(Items from a data source)
══════
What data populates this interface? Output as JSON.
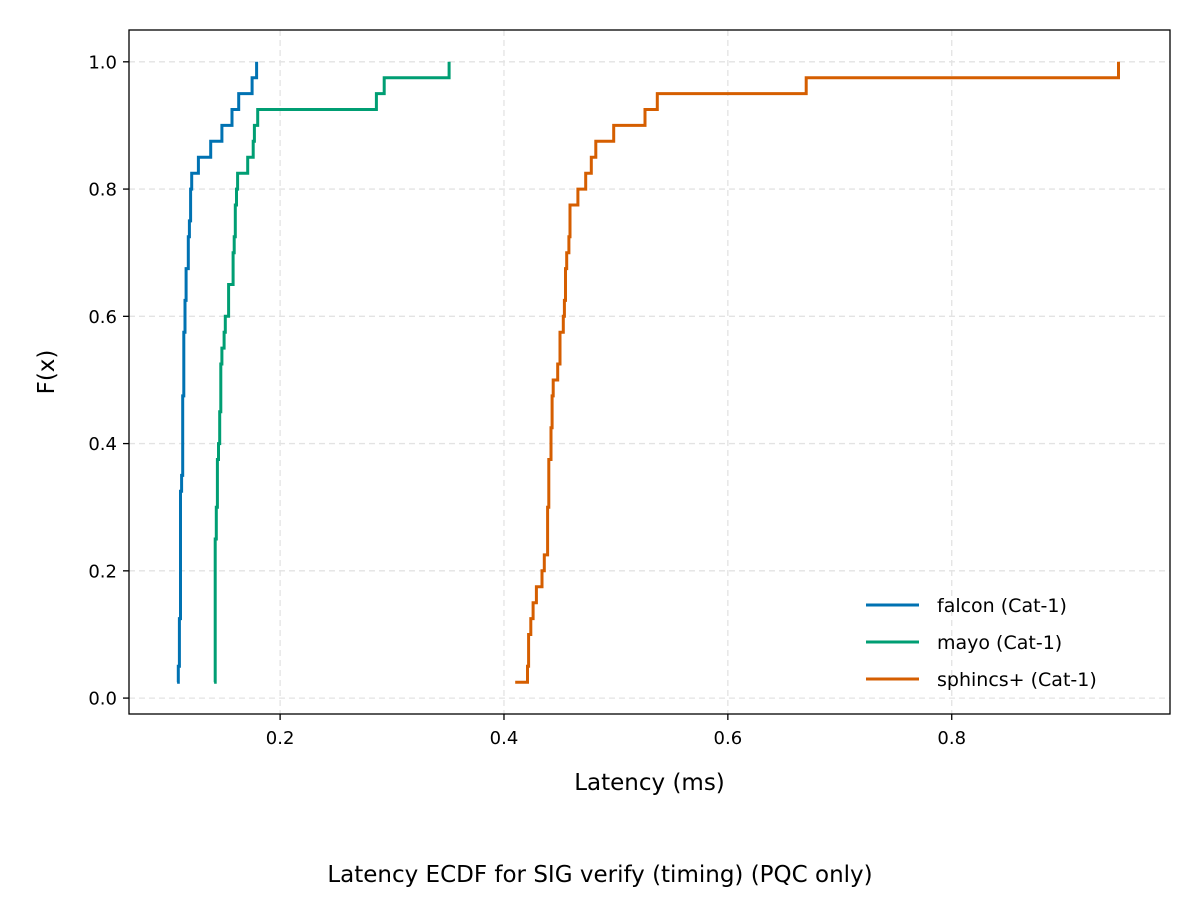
{
  "caption": "Latency ECDF for SIG verify (timing) (PQC only)",
  "chart_data": {
    "type": "line",
    "step": true,
    "title": "",
    "xlabel": "Latency (ms)",
    "ylabel": "F(x)",
    "xlim": [
      0.065,
      0.995
    ],
    "ylim": [
      -0.025,
      1.05
    ],
    "x_ticks": [
      0.2,
      0.4,
      0.6,
      0.8
    ],
    "x_tick_labels": [
      "0.2",
      "0.4",
      "0.6",
      "0.8"
    ],
    "y_ticks": [
      0.0,
      0.2,
      0.4,
      0.6,
      0.8,
      1.0
    ],
    "y_tick_labels": [
      "0.0",
      "0.2",
      "0.4",
      "0.6",
      "0.8",
      "1.0"
    ],
    "grid": true,
    "legend_position": "lower-right",
    "series": [
      {
        "name": "falcon (Cat-1)",
        "color": "#0072b2",
        "points": [
          [
            0.108,
            0.025
          ],
          [
            0.109,
            0.05
          ],
          [
            0.11,
            0.125
          ],
          [
            0.111,
            0.175
          ],
          [
            0.111,
            0.325
          ],
          [
            0.112,
            0.35
          ],
          [
            0.113,
            0.375
          ],
          [
            0.113,
            0.475
          ],
          [
            0.114,
            0.575
          ],
          [
            0.115,
            0.625
          ],
          [
            0.116,
            0.675
          ],
          [
            0.118,
            0.725
          ],
          [
            0.119,
            0.75
          ],
          [
            0.12,
            0.8
          ],
          [
            0.121,
            0.825
          ],
          [
            0.127,
            0.85
          ],
          [
            0.138,
            0.875
          ],
          [
            0.148,
            0.9
          ],
          [
            0.157,
            0.925
          ],
          [
            0.163,
            0.95
          ],
          [
            0.175,
            0.975
          ],
          [
            0.179,
            1.0
          ]
        ]
      },
      {
        "name": "mayo (Cat-1)",
        "color": "#009e73",
        "points": [
          [
            0.141,
            0.025
          ],
          [
            0.142,
            0.1
          ],
          [
            0.142,
            0.25
          ],
          [
            0.143,
            0.3
          ],
          [
            0.144,
            0.375
          ],
          [
            0.145,
            0.4
          ],
          [
            0.146,
            0.45
          ],
          [
            0.147,
            0.525
          ],
          [
            0.148,
            0.55
          ],
          [
            0.15,
            0.575
          ],
          [
            0.151,
            0.6
          ],
          [
            0.154,
            0.65
          ],
          [
            0.158,
            0.7
          ],
          [
            0.159,
            0.725
          ],
          [
            0.16,
            0.775
          ],
          [
            0.161,
            0.8
          ],
          [
            0.162,
            0.825
          ],
          [
            0.171,
            0.85
          ],
          [
            0.176,
            0.875
          ],
          [
            0.177,
            0.9
          ],
          [
            0.18,
            0.925
          ],
          [
            0.286,
            0.95
          ],
          [
            0.293,
            0.975
          ],
          [
            0.351,
            1.0
          ]
        ]
      },
      {
        "name": "sphincs+ (Cat-1)",
        "color": "#d55e00",
        "points": [
          [
            0.41,
            0.025
          ],
          [
            0.421,
            0.05
          ],
          [
            0.422,
            0.1
          ],
          [
            0.424,
            0.125
          ],
          [
            0.426,
            0.15
          ],
          [
            0.429,
            0.175
          ],
          [
            0.434,
            0.2
          ],
          [
            0.436,
            0.225
          ],
          [
            0.439,
            0.3
          ],
          [
            0.44,
            0.375
          ],
          [
            0.442,
            0.425
          ],
          [
            0.443,
            0.475
          ],
          [
            0.444,
            0.5
          ],
          [
            0.448,
            0.525
          ],
          [
            0.45,
            0.575
          ],
          [
            0.453,
            0.6
          ],
          [
            0.454,
            0.625
          ],
          [
            0.455,
            0.675
          ],
          [
            0.456,
            0.7
          ],
          [
            0.458,
            0.725
          ],
          [
            0.459,
            0.775
          ],
          [
            0.466,
            0.8
          ],
          [
            0.473,
            0.825
          ],
          [
            0.478,
            0.85
          ],
          [
            0.482,
            0.875
          ],
          [
            0.498,
            0.9
          ],
          [
            0.526,
            0.925
          ],
          [
            0.537,
            0.95
          ],
          [
            0.67,
            0.975
          ],
          [
            0.949,
            1.0
          ]
        ]
      }
    ]
  }
}
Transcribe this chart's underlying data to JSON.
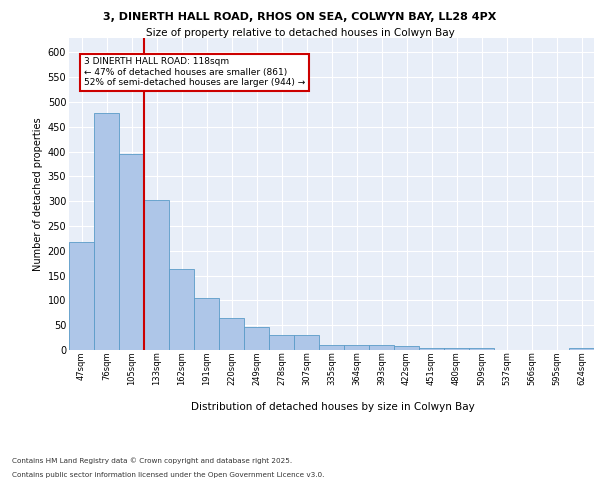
{
  "title_line1": "3, DINERTH HALL ROAD, RHOS ON SEA, COLWYN BAY, LL28 4PX",
  "title_line2": "Size of property relative to detached houses in Colwyn Bay",
  "xlabel": "Distribution of detached houses by size in Colwyn Bay",
  "ylabel": "Number of detached properties",
  "categories": [
    "47sqm",
    "76sqm",
    "105sqm",
    "133sqm",
    "162sqm",
    "191sqm",
    "220sqm",
    "249sqm",
    "278sqm",
    "307sqm",
    "335sqm",
    "364sqm",
    "393sqm",
    "422sqm",
    "451sqm",
    "480sqm",
    "509sqm",
    "537sqm",
    "566sqm",
    "595sqm",
    "624sqm"
  ],
  "values": [
    218,
    478,
    396,
    302,
    163,
    104,
    65,
    47,
    31,
    31,
    10,
    10,
    10,
    9,
    5,
    5,
    5,
    1,
    1,
    1,
    5
  ],
  "bar_color": "#aec6e8",
  "bar_edge_color": "#5a9bc8",
  "bg_color": "#e8eef8",
  "grid_color": "#ffffff",
  "vline_color": "#cc0000",
  "annotation_text": "3 DINERTH HALL ROAD: 118sqm\n← 47% of detached houses are smaller (861)\n52% of semi-detached houses are larger (944) →",
  "annotation_box_color": "#cc0000",
  "footer_line1": "Contains HM Land Registry data © Crown copyright and database right 2025.",
  "footer_line2": "Contains public sector information licensed under the Open Government Licence v3.0.",
  "ylim": [
    0,
    630
  ],
  "yticks": [
    0,
    50,
    100,
    150,
    200,
    250,
    300,
    350,
    400,
    450,
    500,
    550,
    600
  ]
}
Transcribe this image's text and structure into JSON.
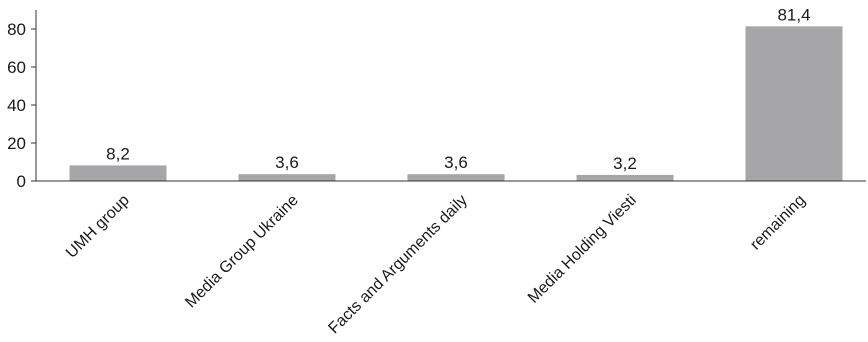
{
  "chart_data": {
    "type": "bar",
    "categories": [
      "UMH group",
      "Media Group Ukraine",
      "Facts and Arguments daily",
      "Media Holding Viesti",
      "remaining"
    ],
    "values": [
      8.2,
      3.6,
      3.6,
      3.2,
      81.4
    ],
    "data_labels": [
      "8,2",
      "3,6",
      "3,6",
      "3,2",
      "81,4"
    ],
    "y_ticks": [
      0,
      20,
      40,
      60,
      80
    ],
    "ylim": [
      0,
      90
    ],
    "title": "",
    "xlabel": "",
    "ylabel": "",
    "grid": false,
    "legend": "none",
    "bar_color": "#a6a6a8"
  }
}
══════
**Exercise goal**
Reproduce exactly and only the lines from the line that contains "Transcribe this image's" to the end of the data above, both ends included. No pictures go in the copy.

**Output for this task**
Transcribe this image's text and structure into JSON.
{
  "chart_data": {
    "type": "bar",
    "categories": [
      "UMH group",
      "Media Group Ukraine",
      "Facts and Arguments daily",
      "Media Holding Viesti",
      "remaining"
    ],
    "values": [
      8.2,
      3.6,
      3.6,
      3.2,
      81.4
    ],
    "data_labels": [
      "8,2",
      "3,6",
      "3,6",
      "3,2",
      "81,4"
    ],
    "y_ticks": [
      0,
      20,
      40,
      60,
      80
    ],
    "ylim": [
      0,
      90
    ],
    "title": "",
    "xlabel": "",
    "ylabel": "",
    "grid": false,
    "legend": "none",
    "bar_color": "#a6a6a8"
  }
}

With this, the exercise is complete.